* **Written instruction**: Write out every row below word for word, leaving out the pictures.

* **The data**:
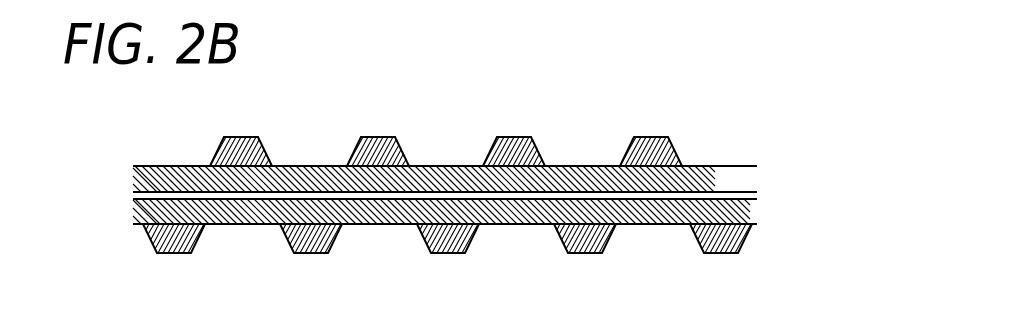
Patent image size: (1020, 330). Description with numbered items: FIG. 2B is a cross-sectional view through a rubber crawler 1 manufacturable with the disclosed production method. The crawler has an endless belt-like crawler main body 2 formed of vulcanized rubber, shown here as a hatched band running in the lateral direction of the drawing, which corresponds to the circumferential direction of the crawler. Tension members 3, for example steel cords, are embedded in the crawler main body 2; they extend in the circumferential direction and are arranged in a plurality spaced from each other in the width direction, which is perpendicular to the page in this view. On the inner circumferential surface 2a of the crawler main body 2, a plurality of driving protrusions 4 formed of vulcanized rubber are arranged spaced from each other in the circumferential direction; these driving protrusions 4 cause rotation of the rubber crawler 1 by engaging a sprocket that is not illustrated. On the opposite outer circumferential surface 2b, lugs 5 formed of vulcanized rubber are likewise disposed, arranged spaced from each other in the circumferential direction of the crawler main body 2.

The rubber crawler 1 is at (437, 122).
The crawler main body 2 is at (700, 171).
The inner circumferential surface 2a is at (310, 166).
The outer circumferential surface 2b is at (243, 224).
The tension members 3 is at (662, 195).
The driving protrusions 4 is at (513, 142).
The lugs 5 is at (583, 238).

* **Output**:
Patent image size: (1020, 330). Description with numbered items: FIG. 2B is a cross-sectional view through a rubber crawler 1 manufacturable with the disclosed production method. The crawler has an endless belt-like crawler main body 2 formed of vulcanized rubber, shown here as a hatched band running in the lateral direction of the drawing, which corresponds to the circumferential direction of the crawler. Tension members 3, for example steel cords, are embedded in the crawler main body 2; they extend in the circumferential direction and are arranged in a plurality spaced from each other in the width direction, which is perpendicular to the page in this view. On the inner circumferential surface 2a of the crawler main body 2, a plurality of driving protrusions 4 formed of vulcanized rubber are arranged spaced from each other in the circumferential direction; these driving protrusions 4 cause rotation of the rubber crawler 1 by engaging a sprocket that is not illustrated. On the opposite outer circumferential surface 2b, lugs 5 formed of vulcanized rubber are likewise disposed, arranged spaced from each other in the circumferential direction of the crawler main body 2.

The rubber crawler 1 is at (437, 122).
The crawler main body 2 is at (700, 171).
The inner circumferential surface 2a is at (310, 166).
The outer circumferential surface 2b is at (243, 224).
The tension members 3 is at (662, 195).
The driving protrusions 4 is at (513, 142).
The lugs 5 is at (583, 238).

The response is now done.